# Required work
Return all lines that include the string "советские".

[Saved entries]
══════════

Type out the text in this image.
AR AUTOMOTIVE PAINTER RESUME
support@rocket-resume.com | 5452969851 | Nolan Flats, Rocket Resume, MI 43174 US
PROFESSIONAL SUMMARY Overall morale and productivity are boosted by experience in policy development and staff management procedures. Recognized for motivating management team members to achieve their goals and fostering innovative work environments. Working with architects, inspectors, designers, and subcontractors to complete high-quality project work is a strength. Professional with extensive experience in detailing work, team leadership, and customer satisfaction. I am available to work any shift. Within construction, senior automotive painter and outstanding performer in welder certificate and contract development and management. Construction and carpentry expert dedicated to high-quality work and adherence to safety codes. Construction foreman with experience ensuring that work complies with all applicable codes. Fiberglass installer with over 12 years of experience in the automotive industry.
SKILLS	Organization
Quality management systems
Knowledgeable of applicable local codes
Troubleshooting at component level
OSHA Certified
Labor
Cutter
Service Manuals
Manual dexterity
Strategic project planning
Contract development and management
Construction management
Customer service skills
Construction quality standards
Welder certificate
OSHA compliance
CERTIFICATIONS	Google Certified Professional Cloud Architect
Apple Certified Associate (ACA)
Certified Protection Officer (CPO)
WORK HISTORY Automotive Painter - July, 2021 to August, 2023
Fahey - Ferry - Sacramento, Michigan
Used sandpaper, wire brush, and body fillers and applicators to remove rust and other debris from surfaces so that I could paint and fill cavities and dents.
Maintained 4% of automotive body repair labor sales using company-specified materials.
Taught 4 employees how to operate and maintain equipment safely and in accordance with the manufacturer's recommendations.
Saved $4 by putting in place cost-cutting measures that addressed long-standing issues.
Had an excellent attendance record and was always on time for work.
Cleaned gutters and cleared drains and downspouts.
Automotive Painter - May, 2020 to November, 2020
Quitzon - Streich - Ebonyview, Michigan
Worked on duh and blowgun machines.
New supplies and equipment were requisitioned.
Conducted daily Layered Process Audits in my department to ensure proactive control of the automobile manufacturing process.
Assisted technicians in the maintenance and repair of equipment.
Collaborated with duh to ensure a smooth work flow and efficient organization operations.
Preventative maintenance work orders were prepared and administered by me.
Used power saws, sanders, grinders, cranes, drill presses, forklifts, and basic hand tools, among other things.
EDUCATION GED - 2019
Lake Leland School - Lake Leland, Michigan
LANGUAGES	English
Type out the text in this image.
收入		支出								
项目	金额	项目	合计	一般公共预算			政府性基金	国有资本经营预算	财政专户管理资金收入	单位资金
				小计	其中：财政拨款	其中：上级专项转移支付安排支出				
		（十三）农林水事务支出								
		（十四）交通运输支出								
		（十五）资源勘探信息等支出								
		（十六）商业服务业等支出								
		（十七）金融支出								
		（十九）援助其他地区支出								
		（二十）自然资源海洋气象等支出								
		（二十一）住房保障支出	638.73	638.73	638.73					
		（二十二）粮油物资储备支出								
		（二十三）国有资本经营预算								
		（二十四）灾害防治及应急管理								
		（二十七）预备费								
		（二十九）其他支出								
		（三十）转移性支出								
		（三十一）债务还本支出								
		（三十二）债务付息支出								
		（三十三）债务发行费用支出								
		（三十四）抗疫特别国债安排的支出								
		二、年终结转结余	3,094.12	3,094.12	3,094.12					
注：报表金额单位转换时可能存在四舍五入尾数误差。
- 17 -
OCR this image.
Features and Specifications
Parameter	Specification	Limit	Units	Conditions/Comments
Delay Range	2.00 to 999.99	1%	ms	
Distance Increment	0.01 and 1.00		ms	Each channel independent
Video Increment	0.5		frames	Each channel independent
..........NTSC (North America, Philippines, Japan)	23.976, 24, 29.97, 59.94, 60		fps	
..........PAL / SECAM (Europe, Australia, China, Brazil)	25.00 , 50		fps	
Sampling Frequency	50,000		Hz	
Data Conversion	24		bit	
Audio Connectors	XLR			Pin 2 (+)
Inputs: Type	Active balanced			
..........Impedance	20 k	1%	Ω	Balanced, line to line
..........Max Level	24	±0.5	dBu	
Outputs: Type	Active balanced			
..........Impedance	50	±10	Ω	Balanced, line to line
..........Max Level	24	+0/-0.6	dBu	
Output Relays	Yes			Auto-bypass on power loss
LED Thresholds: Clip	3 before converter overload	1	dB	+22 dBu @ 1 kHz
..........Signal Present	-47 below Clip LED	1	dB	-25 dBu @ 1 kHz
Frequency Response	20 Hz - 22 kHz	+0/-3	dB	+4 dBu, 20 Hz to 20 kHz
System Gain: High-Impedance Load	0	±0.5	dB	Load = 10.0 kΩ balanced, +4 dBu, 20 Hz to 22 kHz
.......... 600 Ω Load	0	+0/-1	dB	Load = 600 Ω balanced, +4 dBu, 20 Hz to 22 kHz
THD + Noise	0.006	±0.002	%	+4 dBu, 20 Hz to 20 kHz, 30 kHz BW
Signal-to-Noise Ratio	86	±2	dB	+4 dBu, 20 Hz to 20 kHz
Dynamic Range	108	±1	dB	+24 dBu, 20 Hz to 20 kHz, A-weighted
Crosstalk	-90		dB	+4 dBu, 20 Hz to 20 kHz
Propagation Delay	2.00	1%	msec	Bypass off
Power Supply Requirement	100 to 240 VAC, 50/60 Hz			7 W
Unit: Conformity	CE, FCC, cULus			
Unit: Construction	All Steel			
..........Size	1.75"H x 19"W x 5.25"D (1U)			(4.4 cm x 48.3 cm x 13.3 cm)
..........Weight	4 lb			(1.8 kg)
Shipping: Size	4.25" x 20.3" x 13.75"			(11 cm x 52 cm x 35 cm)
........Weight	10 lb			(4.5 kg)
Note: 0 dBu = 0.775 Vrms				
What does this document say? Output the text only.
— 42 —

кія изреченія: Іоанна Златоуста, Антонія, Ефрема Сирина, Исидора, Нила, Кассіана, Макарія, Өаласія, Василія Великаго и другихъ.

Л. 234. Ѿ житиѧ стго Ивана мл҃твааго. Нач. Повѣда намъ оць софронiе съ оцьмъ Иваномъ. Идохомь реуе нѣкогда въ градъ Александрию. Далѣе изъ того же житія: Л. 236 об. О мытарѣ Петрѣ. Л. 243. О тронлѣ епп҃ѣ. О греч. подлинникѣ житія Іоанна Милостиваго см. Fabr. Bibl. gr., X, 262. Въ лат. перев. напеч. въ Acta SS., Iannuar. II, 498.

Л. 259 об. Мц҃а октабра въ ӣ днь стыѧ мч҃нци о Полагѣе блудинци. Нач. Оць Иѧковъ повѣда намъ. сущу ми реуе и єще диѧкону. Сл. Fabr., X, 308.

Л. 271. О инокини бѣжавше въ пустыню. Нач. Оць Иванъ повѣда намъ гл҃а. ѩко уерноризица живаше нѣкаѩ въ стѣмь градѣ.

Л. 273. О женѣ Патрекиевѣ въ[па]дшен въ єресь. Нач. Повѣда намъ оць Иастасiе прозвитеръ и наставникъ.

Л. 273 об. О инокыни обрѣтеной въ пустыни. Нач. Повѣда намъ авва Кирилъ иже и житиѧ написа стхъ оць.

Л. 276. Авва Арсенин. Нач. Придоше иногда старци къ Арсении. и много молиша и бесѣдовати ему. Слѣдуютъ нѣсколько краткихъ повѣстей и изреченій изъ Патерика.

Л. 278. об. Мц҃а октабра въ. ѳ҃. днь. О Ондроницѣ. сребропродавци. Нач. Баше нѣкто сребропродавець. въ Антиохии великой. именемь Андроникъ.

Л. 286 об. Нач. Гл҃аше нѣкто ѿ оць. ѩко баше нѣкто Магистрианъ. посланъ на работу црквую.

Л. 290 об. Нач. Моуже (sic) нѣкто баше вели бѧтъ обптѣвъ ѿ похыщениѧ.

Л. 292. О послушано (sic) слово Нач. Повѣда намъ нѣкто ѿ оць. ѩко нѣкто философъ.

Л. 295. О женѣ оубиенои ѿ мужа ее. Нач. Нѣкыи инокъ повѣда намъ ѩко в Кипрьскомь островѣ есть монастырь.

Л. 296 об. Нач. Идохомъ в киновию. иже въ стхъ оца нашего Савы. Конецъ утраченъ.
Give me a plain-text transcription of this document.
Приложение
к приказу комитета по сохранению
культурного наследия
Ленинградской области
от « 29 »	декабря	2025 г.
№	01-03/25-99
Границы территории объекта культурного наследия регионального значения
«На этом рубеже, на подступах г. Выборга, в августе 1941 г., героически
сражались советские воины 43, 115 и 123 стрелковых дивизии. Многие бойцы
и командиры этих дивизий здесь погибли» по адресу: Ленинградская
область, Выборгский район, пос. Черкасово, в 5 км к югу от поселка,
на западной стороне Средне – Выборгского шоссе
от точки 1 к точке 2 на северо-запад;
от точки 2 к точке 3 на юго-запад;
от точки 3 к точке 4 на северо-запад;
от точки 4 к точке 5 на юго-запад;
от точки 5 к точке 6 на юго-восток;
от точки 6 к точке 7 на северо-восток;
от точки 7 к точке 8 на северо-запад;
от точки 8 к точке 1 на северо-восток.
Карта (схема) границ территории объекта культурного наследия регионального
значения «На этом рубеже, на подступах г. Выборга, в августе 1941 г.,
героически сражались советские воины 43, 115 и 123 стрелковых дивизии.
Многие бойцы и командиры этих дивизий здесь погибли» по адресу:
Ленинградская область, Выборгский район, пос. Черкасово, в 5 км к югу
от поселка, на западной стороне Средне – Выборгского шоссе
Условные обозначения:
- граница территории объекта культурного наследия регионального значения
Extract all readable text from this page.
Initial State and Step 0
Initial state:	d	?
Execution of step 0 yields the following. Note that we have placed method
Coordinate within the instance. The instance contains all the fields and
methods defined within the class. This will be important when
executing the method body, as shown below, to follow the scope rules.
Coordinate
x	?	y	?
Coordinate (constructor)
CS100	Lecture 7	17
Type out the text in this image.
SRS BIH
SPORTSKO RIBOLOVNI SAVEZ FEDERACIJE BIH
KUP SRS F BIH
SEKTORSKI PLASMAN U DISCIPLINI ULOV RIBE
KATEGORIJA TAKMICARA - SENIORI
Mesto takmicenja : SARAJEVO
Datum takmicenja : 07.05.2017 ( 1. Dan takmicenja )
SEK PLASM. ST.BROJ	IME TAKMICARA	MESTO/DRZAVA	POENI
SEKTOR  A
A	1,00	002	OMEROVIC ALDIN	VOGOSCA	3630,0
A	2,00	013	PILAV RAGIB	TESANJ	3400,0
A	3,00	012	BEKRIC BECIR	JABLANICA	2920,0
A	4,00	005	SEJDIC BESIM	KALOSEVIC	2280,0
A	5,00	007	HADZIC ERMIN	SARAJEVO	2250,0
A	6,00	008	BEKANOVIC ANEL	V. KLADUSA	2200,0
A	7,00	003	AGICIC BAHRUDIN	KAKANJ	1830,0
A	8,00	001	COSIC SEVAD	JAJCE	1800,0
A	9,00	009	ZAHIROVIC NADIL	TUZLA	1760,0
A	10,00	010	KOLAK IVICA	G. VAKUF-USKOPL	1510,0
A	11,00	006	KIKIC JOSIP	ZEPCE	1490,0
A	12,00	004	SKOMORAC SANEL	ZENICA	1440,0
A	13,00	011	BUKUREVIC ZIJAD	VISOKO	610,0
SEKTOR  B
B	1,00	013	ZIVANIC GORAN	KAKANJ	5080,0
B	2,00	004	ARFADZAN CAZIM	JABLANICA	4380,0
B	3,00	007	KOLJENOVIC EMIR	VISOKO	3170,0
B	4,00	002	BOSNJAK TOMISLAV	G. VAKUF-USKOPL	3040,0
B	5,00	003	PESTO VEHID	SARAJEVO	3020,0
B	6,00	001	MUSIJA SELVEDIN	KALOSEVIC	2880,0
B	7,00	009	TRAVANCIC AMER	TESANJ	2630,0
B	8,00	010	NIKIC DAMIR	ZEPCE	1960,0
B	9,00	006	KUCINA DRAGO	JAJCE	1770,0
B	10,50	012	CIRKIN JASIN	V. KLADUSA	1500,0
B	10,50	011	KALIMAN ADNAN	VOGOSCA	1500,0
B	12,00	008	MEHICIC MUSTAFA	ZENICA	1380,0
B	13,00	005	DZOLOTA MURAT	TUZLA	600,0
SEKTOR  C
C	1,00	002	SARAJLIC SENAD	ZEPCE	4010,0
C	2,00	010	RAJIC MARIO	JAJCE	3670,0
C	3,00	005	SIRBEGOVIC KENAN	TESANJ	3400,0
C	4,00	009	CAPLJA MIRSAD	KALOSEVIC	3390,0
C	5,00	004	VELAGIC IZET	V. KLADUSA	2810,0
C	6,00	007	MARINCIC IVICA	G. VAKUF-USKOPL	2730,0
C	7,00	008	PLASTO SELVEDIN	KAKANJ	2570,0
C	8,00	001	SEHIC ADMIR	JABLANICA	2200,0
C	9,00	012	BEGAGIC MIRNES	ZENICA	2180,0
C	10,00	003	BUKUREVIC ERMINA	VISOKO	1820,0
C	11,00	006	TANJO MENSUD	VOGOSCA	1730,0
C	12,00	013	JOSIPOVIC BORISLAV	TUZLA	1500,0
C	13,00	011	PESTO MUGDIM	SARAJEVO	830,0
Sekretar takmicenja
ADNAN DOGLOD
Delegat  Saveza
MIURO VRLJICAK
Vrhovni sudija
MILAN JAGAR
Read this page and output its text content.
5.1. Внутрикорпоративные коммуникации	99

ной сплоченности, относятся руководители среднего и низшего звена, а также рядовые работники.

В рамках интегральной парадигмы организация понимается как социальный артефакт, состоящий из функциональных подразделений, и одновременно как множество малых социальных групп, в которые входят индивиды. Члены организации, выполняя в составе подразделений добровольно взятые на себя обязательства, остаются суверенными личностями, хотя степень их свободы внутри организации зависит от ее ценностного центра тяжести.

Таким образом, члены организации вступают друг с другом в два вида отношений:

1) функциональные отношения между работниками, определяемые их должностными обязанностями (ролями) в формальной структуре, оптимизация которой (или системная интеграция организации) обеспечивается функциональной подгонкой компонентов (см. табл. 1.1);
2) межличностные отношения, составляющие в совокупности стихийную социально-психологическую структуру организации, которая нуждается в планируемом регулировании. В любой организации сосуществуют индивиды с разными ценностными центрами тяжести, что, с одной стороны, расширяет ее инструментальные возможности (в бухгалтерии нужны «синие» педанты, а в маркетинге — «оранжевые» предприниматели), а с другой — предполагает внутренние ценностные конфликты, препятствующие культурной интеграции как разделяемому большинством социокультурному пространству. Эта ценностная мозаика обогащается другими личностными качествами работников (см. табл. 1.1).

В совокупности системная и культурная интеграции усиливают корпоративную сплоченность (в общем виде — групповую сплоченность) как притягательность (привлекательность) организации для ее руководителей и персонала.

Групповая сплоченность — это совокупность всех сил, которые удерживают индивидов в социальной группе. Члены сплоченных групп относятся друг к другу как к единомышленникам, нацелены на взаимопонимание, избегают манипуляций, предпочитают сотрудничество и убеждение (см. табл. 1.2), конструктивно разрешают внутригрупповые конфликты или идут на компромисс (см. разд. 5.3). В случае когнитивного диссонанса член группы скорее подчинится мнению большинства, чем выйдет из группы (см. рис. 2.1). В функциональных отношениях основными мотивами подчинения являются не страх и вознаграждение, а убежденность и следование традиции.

══════════

# Response for this exercise
сражались советские воины 43, 115 и 123 стрелковых дивизии. Многие бойцы
героически сражались советские воины 43, 115 и 123 стрелковых дивизии.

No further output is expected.